**REQUIREMENT:** In the passage about whether life used to be better, which thesis does the writer say they don't dispute?

**PAGE TEXT:**

════════

I know: every generation since Plato has complained that things are not as good as they used to be. Fair point. And I don’t dispute the Easterbrook/Pinker thesis that things have never been better, in material terms. My life is pretty great, in fact. And I know it’s a fallacy to hold up some imagined American golden age that was lost due to the sexual revolution, or to Reaganomics, or to Clintonian nihilism, or to pick-your-upheaval. But what every person getting older realizes—and, crucially, there is no good way to explain this to younger people—is that it really did used to be better. There really was a greater sense of social trust. There really was more modesty in public life and in private actions. There really was greater kinship and community, greater feeling of unity, greater generosity of spirit.

════════

**SUPPLIED INFORMATION:**
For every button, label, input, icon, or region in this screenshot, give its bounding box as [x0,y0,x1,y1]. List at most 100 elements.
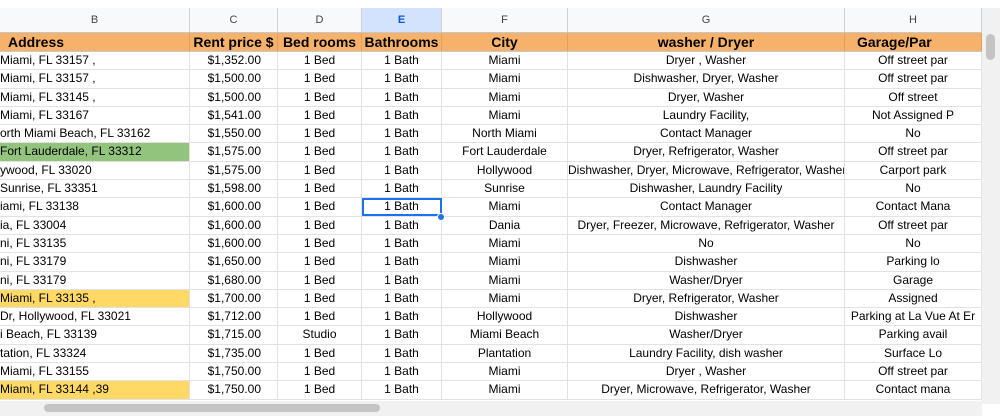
rent-cell[interactable]: $1,680.00 [190,271,278,289]
bathrooms-cell[interactable]: 1 Bath [362,344,442,363]
garage-parking-cell[interactable]: Off street par [845,70,982,88]
bathrooms-cell[interactable]: 1 Bath [362,161,442,180]
garage-parking-cell[interactable]: Assigned [845,289,982,308]
address-cell[interactable]: , Miami, FL 33157 [0,70,190,88]
address-cell[interactable]: 39, Miami, FL 33144 [0,381,190,399]
bedrooms-cell[interactable]: 1 Bed [278,344,362,363]
address-cell[interactable]: iami, FL 33138 [0,198,190,216]
bedrooms-cell[interactable]: 1 Bed [278,363,362,381]
bedrooms-cell[interactable]: 1 Bed [278,70,362,88]
column-header-d[interactable]: D [278,8,362,32]
garage-parking-cell[interactable]: Off street [845,88,982,106]
address-cell[interactable]: Miami, FL 33155 [0,363,190,381]
address-cell[interactable]: , Miami, FL 33157 [0,52,190,70]
header-address[interactable]: Address [0,33,190,51]
rent-cell[interactable]: $1,600.00 [190,198,278,216]
bedrooms-cell[interactable]: 1 Bed [278,234,362,253]
bathrooms-cell[interactable]: 1 Bath [362,88,442,106]
washer-dryer-cell[interactable]: Dryer , Washer [568,52,845,70]
bathrooms-cell[interactable]: 1 Bath [362,253,442,271]
rent-cell[interactable]: $1,712.00 [190,308,278,326]
bathrooms-cell[interactable]: 1 Bath [362,180,442,198]
city-cell[interactable]: Miami Beach [442,326,568,344]
washer-dryer-cell[interactable]: Dishwasher, Dryer, Washer [568,70,845,88]
rent-cell[interactable]: $1,575.00 [190,161,278,180]
address-cell[interactable]: ni, FL 33179 [0,271,190,289]
bathrooms-cell[interactable]: 1 Bath [362,106,442,125]
bathrooms-cell[interactable]: 1 Bath [362,70,442,88]
city-cell[interactable]: Miami [442,234,568,253]
bathrooms-cell[interactable]: 1 Bath [362,143,442,161]
bathrooms-cell[interactable]: 1 Bath [362,198,442,216]
washer-dryer-cell[interactable]: Dishwasher, Laundry Facility [568,180,845,198]
column-header-c[interactable]: C [190,8,278,32]
rent-cell[interactable]: $1,598.00 [190,180,278,198]
bathrooms-cell[interactable]: 1 Bath [362,363,442,381]
bathrooms-cell[interactable]: 1 Bath [362,216,442,234]
garage-parking-cell[interactable]: Not Assigned P [845,106,982,125]
address-cell[interactable]: tation, FL 33324 [0,344,190,363]
address-cell[interactable]: ywood, FL 33020 [0,161,190,180]
washer-dryer-cell[interactable]: Dishwasher [568,308,845,326]
city-cell[interactable]: Fort Lauderdale [442,143,568,161]
city-cell[interactable]: Hollywood [442,308,568,326]
bedrooms-cell[interactable]: 1 Bed [278,198,362,216]
bedrooms-cell[interactable]: 1 Bed [278,381,362,399]
bedrooms-cell[interactable]: 1 Bed [278,180,362,198]
fill-handle[interactable] [437,213,445,221]
column-header-e[interactable]: E [362,8,442,32]
bedrooms-cell[interactable]: 1 Bed [278,52,362,70]
washer-dryer-cell[interactable]: Washer/Dryer [568,326,845,344]
column-header-h[interactable]: H [845,8,982,32]
bathrooms-cell[interactable]: 1 Bath [362,52,442,70]
horizontal-scrollbar[interactable] [0,401,982,416]
bedrooms-cell[interactable]: 1 Bed [278,106,362,125]
city-cell[interactable]: Miami [442,70,568,88]
rent-cell[interactable]: $1,600.00 [190,234,278,253]
bathrooms-cell[interactable]: 1 Bath [362,381,442,399]
bedrooms-cell[interactable]: 1 Bed [278,289,362,308]
rent-cell[interactable]: $1,500.00 [190,70,278,88]
address-cell[interactable]: ni, FL 33135 [0,234,190,253]
header-washer-dryer[interactable]: washer / Dryer [568,33,845,51]
city-cell[interactable]: North Miami [442,125,568,143]
bedrooms-cell[interactable]: Studio [278,326,362,344]
header-rent[interactable]: Rent price $ [190,33,278,51]
garage-parking-cell[interactable]: Carport park [845,161,982,180]
garage-parking-cell[interactable]: Off street par [845,363,982,381]
washer-dryer-cell[interactable]: Dryer, Microwave, Refrigerator, Washer [568,381,845,399]
address-cell[interactable]: Sunrise, FL 33351 [0,180,190,198]
washer-dryer-cell[interactable]: Contact Manager [568,198,845,216]
bedrooms-cell[interactable]: 1 Bed [278,308,362,326]
washer-dryer-cell[interactable]: Dryer, Freezer, Microwave, Refrigerator,… [568,216,845,234]
city-cell[interactable]: Miami [442,271,568,289]
city-cell[interactable]: Miami [442,52,568,70]
rent-cell[interactable]: $1,500.00 [190,88,278,106]
rent-cell[interactable]: $1,600.00 [190,216,278,234]
address-cell[interactable]: Miami, FL 33167 [0,106,190,125]
washer-dryer-cell[interactable]: Dishwasher [568,253,845,271]
city-cell[interactable]: Sunrise [442,180,568,198]
rent-cell[interactable]: $1,550.00 [190,125,278,143]
rent-cell[interactable]: $1,650.00 [190,253,278,271]
washer-dryer-cell[interactable]: Laundry Facility, [568,106,845,125]
bedrooms-cell[interactable]: 1 Bed [278,143,362,161]
bedrooms-cell[interactable]: 1 Bed [278,216,362,234]
garage-parking-cell[interactable]: Parking avail [845,326,982,344]
address-cell[interactable]: Fort Lauderdale, FL 33312 [0,143,190,161]
address-cell[interactable]: , Miami, FL 33145 [0,88,190,106]
garage-parking-cell[interactable]: Contact Mana [845,198,982,216]
bathrooms-cell[interactable]: 1 Bath [362,125,442,143]
header-garage-parking[interactable]: Garage/Par [845,33,982,51]
vertical-scroll-thumb[interactable] [986,34,995,60]
column-header-g[interactable]: G [568,8,845,32]
washer-dryer-cell[interactable]: Dishwasher, Dryer, Microwave, Refrigerat… [568,161,845,180]
city-cell[interactable]: Plantation [442,344,568,363]
bedrooms-cell[interactable]: 1 Bed [278,88,362,106]
washer-dryer-cell[interactable]: No [568,234,845,253]
garage-parking-cell[interactable]: Parking lo [845,253,982,271]
header-bedrooms[interactable]: Bed rooms [278,33,362,51]
washer-dryer-cell[interactable]: Dryer, Washer [568,88,845,106]
garage-parking-cell[interactable]: No [845,125,982,143]
garage-parking-cell[interactable]: Surface Lo [845,344,982,363]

════════

**WORKED ANSWER:** The Easterbrook/Pinker thesis that things have never been better in material terms.